--- Supplied information ---
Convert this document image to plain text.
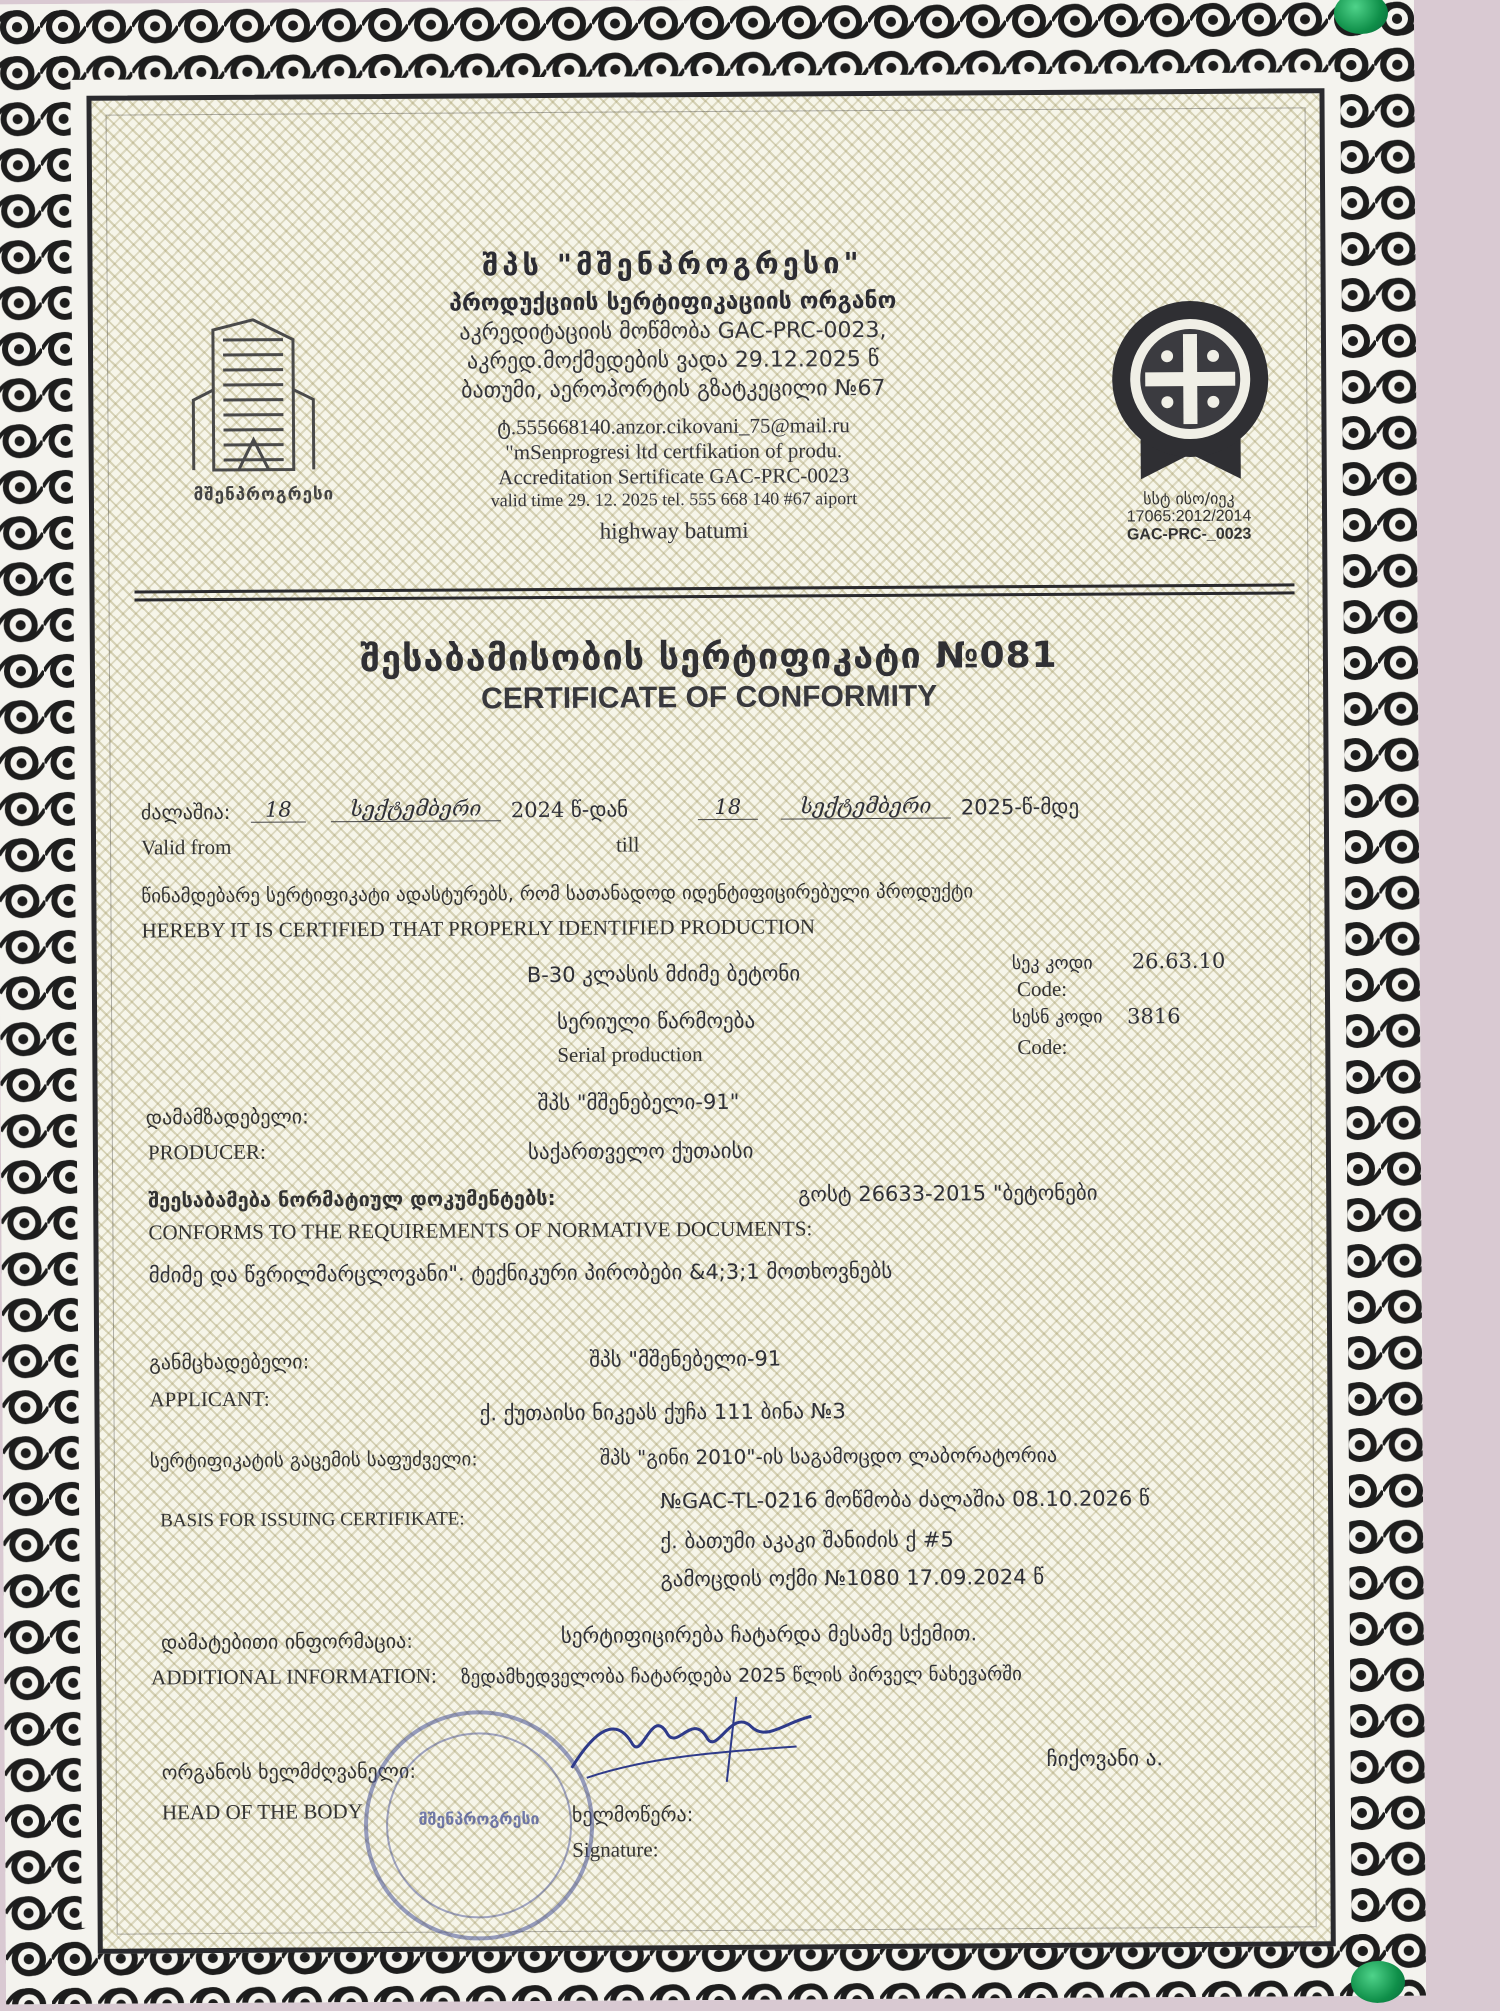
მშენპროგრესი
შპს "მშენპროგრესი"
პროდუქციის სერტიფიკაციის ორგანო
აკრედიტაციის მოწმობა GAC-PRC-0023,
აკრედ.მოქმედების ვადა 29.12.2025 წ
ბათუმი, აეროპორტის გზატკეცილი №67
ტ.555668140.anzor.cikovani_75@mail.ru
"mSenprogresi ltd certfikation of produ.
Accreditation Sertificate GAC-PRC-0023
valid time 29. 12. 2025 tel. 555 668 140 #67 aiport
highway batumi
სსტ ისო/იეკ
17065:2012/2014
GAC-PRC-_0023
შესაბამისობის სერტიფიკატი №081
CERTIFICATE OF CONFORMITY
ძალაშია:
Valid from
18	სექტემბერი	2024 წ-დან
till
18	სექტემბერი	2025-წ-მდე
წინამდებარე სერტიფიკატი ადასტურებს, რომ სათანადოდ იდენტიფიცირებული პროდუქტი
HEREBY IT IS CERTIFIED THAT PROPERLY IDENTIFIED PRODUCTION
B-30 კლასის მძიმე ბეტონი
სერიული წარმოება
Serial production
სეკ კოდი 26.63.10
Code:
სესნ კოდი 3816
Code:
დამამზადებელი:
PRODUCER:
შპს "მშენებელი-91"
საქართველო ქუთაისი
შეესაბამება ნორმატიულ დოკუმენტებს:	გოსტ 26633-2015 "ბეტონები
CONFORMS TO THE REQUIREMENTS OF NORMATIVE DOCUMENTS:
მძიმე და წვრილმარცლოვანი". ტექნიკური პირობები &4;3;1 მოთხოვნებს
განმცხადებელი:
APPLICANT:
შპს "მშენებელი-91
ქ. ქუთაისი ნიკეას ქუჩა 111 ბინა №3
სერტიფიკატის გაცემის საფუძველი:	შპს "გინი 2010"-ის საგამოცდო ლაბორატორია
BASIS FOR ISSUING CERTIFIKATE:
№GAC-TL-0216 მოწმობა ძალაშია 08.10.2026 წ
ქ. ბათუმი აკაკი შანიძის ქ #5
გამოცდის ოქმი №1080 17.09.2024 წ
დამატებითი ინფორმაცია:	სერტიფიცირება ჩატარდა მესამე სქემით.
ADDITIONAL INFORMATION: ზედამხედველობა ჩატარდება 2025 წლის პირველ ნახევარში
ორგანოს ხელმძღვანელი:
HEAD OF THE BODY
ჩიქოვანი ა.
ხელმოწერა:
Signature:
მშენპროგრესი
---
Objective: Copy out all the entries exactly. Images stay out of the copy.

The response:
Convert this document image to plain text.
მშენპროგრესი
შპს "მშენპროგრესი"
პროდუქციის სერტიფიკაციის ორგანო
აკრედიტაციის მოწმობა GAC-PRC-0023,
აკრედ.მოქმედების ვადა 29.12.2025 წ
ბათუმი, აეროპორტის გზატკეცილი №67
ტ.555668140.anzor.cikovani_75@mail.ru
"mSenprogresi ltd certfikation of produ.
Accreditation Sertificate GAC-PRC-0023
valid time 29. 12. 2025 tel. 555 668 140 #67 aiport
highway batumi
სსტ ისო/იეკ
17065:2012/2014
GAC-PRC-_0023
შესაბამისობის სერტიფიკატი №081
CERTIFICATE OF CONFORMITY
ძალაშია:
Valid from
18	სექტემბერი	2024 წ-დან
till
18	სექტემბერი	2025-წ-მდე
წინამდებარე სერტიფიკატი ადასტურებს, რომ სათანადოდ იდენტიფიცირებული პროდუქტი
HEREBY IT IS CERTIFIED THAT PROPERLY IDENTIFIED PRODUCTION
B-30 კლასის მძიმე ბეტონი
სერიული წარმოება
Serial production
სეკ კოდი 26.63.10
Code:
სესნ კოდი 3816
Code:
დამამზადებელი:
PRODUCER:
შპს "მშენებელი-91"
საქართველო ქუთაისი
შეესაბამება ნორმატიულ დოკუმენტებს:	გოსტ 26633-2015 "ბეტონები
CONFORMS TO THE REQUIREMENTS OF NORMATIVE DOCUMENTS:
მძიმე და წვრილმარცლოვანი". ტექნიკური პირობები &4;3;1 მოთხოვნებს
განმცხადებელი:
APPLICANT:
შპს "მშენებელი-91
ქ. ქუთაისი ნიკეას ქუჩა 111 ბინა №3
სერტიფიკატის გაცემის საფუძველი:	შპს "გინი 2010"-ის საგამოცდო ლაბორატორია
BASIS FOR ISSUING CERTIFIKATE:
№GAC-TL-0216 მოწმობა ძალაშია 08.10.2026 წ
ქ. ბათუმი აკაკი შანიძის ქ #5
გამოცდის ოქმი №1080 17.09.2024 წ
დამატებითი ინფორმაცია:	სერტიფიცირება ჩატარდა მესამე სქემით.
ADDITIONAL INFORMATION: ზედამხედველობა ჩატარდება 2025 წლის პირველ ნახევარში
ორგანოს ხელმძღვანელი:
HEAD OF THE BODY
ჩიქოვანი ა.
ხელმოწერა:
Signature:
მშენპროგრესი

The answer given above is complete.